▶ [CHALLENGE]:
In the data below, find each line containing the string "resources" and return it.

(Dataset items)
———
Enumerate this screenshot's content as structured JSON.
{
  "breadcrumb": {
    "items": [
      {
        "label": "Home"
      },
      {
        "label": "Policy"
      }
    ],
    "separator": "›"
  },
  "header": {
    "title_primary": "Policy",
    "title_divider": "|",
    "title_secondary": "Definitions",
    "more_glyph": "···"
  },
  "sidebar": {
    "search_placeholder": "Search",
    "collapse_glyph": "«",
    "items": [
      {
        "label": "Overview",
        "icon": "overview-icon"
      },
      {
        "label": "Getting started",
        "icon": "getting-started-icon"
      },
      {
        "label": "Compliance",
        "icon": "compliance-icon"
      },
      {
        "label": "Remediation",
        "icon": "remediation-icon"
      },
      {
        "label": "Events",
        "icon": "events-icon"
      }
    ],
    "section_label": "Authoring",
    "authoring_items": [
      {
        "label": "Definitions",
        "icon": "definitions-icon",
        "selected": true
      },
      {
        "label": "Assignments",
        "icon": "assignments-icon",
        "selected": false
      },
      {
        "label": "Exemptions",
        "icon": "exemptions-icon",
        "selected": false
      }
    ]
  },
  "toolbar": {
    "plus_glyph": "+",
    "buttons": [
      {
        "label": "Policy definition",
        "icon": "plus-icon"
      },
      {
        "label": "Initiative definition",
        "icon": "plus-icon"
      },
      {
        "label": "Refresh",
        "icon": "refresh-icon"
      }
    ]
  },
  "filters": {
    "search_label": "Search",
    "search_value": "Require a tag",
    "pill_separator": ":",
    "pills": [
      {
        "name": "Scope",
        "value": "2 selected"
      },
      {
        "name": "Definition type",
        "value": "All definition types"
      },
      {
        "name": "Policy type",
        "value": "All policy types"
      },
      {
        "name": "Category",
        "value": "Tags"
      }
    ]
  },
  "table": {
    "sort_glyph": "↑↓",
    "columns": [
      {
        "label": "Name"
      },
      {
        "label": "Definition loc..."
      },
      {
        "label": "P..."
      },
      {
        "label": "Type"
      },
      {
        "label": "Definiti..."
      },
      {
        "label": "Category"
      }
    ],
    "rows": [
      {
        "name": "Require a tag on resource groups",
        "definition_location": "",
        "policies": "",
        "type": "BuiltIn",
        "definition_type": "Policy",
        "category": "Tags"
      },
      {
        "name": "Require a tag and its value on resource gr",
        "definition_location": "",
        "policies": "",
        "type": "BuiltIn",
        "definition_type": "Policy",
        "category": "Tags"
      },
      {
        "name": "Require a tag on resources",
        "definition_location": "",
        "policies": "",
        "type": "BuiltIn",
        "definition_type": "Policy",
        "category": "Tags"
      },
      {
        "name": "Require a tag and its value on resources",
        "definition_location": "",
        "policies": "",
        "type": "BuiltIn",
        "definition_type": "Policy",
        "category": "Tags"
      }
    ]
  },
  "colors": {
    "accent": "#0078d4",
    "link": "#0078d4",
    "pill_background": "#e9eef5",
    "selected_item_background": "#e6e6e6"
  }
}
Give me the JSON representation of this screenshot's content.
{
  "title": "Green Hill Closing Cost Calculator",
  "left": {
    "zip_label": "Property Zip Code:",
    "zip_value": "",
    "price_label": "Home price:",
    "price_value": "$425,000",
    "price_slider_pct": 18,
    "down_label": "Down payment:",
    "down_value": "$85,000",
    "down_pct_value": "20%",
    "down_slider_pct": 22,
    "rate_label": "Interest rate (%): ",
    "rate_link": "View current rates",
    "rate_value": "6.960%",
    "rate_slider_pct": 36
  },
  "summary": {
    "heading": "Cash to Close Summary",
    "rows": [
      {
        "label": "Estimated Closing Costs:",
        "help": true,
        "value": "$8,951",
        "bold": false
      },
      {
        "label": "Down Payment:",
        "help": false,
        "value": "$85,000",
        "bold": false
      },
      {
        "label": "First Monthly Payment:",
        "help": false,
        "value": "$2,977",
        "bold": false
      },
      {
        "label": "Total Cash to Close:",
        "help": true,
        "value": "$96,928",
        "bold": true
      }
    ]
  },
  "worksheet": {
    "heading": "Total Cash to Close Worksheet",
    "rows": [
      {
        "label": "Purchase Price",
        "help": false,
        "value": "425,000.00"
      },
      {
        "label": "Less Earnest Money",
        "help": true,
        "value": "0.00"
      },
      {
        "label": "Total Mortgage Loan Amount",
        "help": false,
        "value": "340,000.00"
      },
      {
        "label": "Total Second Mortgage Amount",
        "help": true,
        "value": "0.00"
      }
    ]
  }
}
———
▶ [THE REPLY]:
        "name": "Require a tag on resources",
        "name": "Require a tag and its value on resources",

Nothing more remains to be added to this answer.